> _The problem_: From the entries that follow, extract each line holding the string "Short".
────────
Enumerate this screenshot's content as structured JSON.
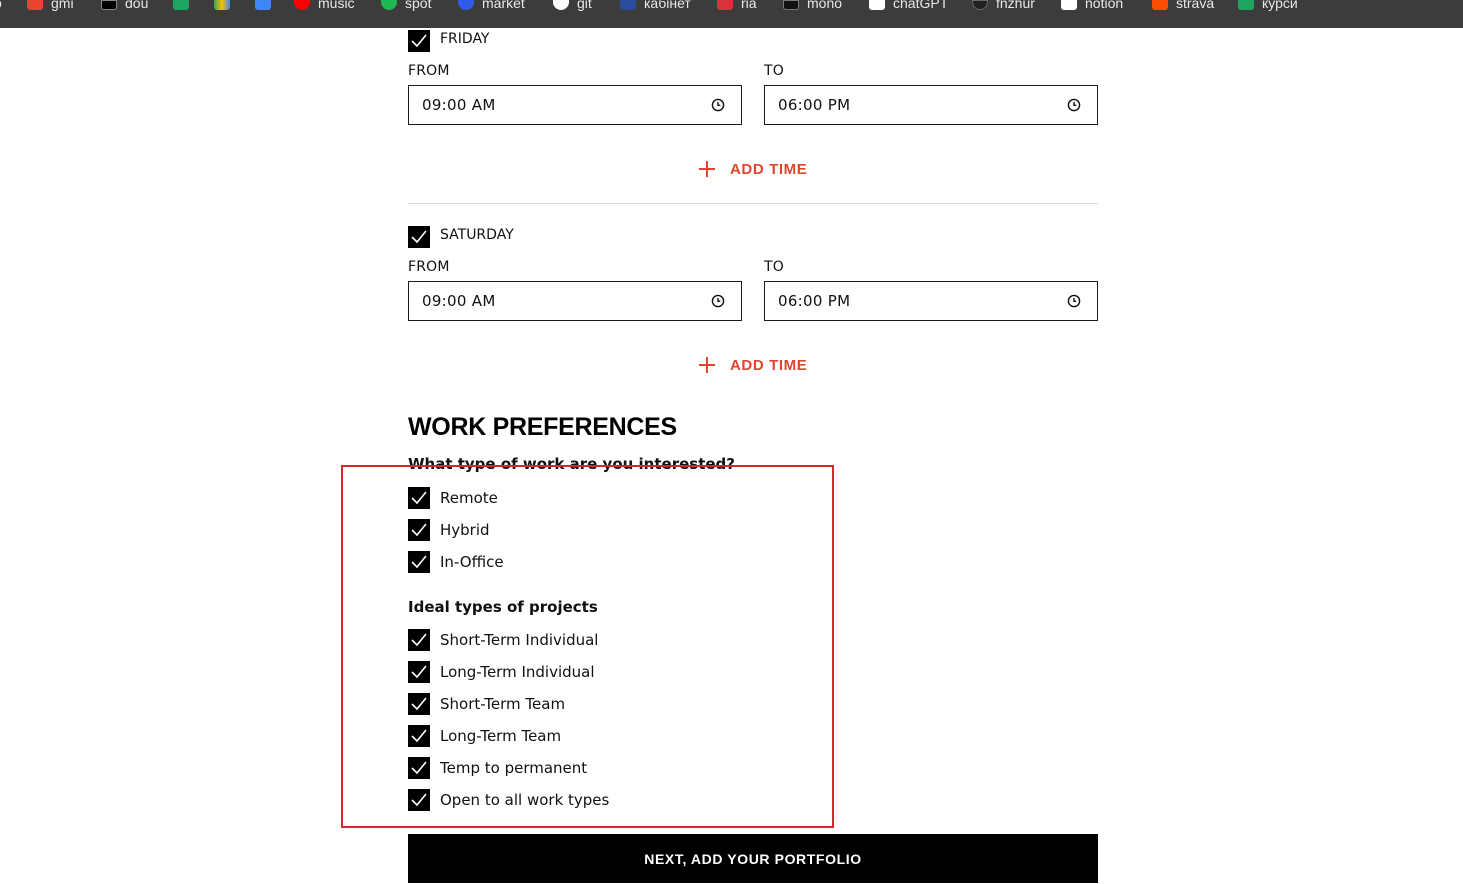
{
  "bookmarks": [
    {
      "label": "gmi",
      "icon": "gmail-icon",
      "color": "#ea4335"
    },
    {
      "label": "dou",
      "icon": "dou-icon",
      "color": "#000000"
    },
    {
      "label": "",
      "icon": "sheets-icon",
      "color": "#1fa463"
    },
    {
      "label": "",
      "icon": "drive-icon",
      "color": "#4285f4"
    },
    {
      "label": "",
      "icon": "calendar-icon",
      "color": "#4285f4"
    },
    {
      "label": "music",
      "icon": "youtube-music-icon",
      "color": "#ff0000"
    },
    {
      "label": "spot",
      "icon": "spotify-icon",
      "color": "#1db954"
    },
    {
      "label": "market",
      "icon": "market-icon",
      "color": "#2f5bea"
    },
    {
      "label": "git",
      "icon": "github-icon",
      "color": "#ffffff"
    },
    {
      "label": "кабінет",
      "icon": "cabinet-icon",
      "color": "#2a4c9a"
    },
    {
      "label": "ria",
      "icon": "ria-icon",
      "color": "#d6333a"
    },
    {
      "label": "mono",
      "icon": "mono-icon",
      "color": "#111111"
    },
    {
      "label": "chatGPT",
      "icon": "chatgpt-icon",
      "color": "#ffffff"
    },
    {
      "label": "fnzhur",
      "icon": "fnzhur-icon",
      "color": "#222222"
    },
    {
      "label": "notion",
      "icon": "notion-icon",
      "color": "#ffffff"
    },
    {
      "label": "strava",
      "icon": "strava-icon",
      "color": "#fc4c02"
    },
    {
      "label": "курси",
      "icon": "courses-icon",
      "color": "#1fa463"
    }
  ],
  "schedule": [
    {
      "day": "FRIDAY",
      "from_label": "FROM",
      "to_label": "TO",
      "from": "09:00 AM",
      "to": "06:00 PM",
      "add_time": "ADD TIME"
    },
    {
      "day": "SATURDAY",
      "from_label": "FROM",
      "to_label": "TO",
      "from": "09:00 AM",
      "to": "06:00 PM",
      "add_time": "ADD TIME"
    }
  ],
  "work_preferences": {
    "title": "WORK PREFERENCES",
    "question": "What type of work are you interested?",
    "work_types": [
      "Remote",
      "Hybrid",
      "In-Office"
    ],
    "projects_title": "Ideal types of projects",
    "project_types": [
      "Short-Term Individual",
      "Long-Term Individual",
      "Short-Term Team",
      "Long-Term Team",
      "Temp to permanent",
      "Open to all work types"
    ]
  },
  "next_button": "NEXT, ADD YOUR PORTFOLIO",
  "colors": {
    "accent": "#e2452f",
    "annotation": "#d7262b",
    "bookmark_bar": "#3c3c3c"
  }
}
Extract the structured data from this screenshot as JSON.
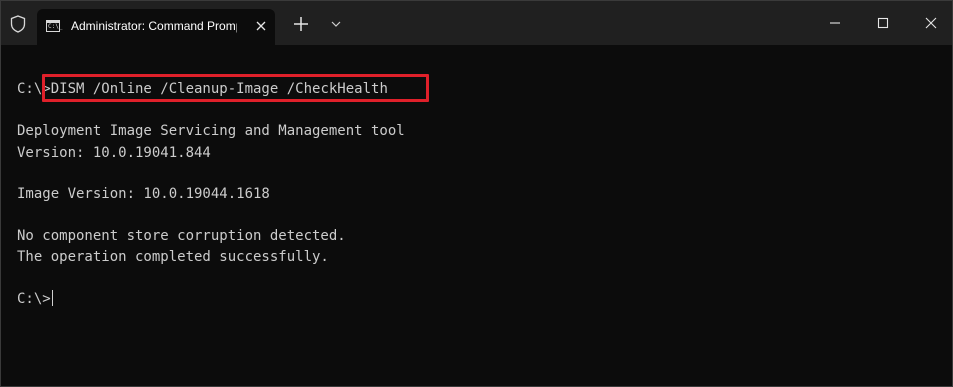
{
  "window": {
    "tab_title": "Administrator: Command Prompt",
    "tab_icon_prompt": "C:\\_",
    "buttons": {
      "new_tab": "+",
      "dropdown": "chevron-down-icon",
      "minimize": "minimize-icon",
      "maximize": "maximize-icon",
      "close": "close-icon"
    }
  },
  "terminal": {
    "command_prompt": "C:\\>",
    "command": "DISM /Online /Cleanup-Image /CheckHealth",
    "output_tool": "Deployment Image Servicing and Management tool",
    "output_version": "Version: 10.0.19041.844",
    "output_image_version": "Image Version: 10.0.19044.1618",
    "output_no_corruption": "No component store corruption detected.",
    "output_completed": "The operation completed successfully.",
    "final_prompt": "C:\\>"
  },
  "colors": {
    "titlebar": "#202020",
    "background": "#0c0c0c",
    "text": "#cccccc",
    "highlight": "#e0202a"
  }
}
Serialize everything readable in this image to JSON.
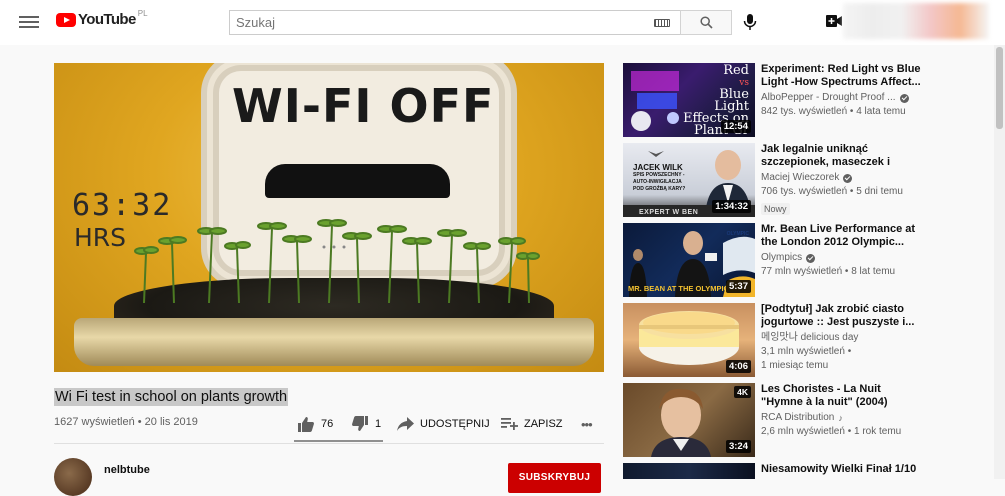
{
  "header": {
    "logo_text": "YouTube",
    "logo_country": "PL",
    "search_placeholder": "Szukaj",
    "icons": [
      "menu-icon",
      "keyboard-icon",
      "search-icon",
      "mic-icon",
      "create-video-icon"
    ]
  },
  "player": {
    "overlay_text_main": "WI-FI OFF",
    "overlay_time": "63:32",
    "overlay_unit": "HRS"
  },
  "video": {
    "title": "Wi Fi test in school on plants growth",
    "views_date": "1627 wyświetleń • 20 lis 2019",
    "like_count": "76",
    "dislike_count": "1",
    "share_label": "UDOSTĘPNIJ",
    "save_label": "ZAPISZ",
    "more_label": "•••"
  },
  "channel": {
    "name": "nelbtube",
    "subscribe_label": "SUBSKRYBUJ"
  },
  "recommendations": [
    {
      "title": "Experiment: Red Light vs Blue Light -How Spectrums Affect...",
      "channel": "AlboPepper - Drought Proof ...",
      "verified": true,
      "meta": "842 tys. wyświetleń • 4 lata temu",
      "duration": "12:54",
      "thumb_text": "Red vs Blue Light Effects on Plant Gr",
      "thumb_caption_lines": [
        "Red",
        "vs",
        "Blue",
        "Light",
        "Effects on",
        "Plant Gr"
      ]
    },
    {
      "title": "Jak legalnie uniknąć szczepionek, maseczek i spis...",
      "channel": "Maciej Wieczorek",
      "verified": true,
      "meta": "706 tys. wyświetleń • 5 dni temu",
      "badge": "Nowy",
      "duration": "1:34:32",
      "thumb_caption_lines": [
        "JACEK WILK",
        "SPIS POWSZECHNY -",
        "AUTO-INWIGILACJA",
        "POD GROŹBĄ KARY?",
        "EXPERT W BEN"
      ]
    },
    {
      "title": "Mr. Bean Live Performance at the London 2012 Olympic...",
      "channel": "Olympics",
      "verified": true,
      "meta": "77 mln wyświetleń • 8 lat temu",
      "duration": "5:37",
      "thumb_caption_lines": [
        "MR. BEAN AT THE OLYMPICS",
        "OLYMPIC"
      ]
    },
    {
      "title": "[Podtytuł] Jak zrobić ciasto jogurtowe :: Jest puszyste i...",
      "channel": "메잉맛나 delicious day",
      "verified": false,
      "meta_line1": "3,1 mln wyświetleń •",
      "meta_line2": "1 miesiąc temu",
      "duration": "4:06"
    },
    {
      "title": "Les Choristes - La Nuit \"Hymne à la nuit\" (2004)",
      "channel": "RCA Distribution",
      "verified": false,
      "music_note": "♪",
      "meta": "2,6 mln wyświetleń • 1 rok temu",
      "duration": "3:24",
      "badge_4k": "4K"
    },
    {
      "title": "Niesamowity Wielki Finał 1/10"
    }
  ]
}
────────
> _Answer to the task_:
      "Short-Term Individual",
      "Short-Term Team",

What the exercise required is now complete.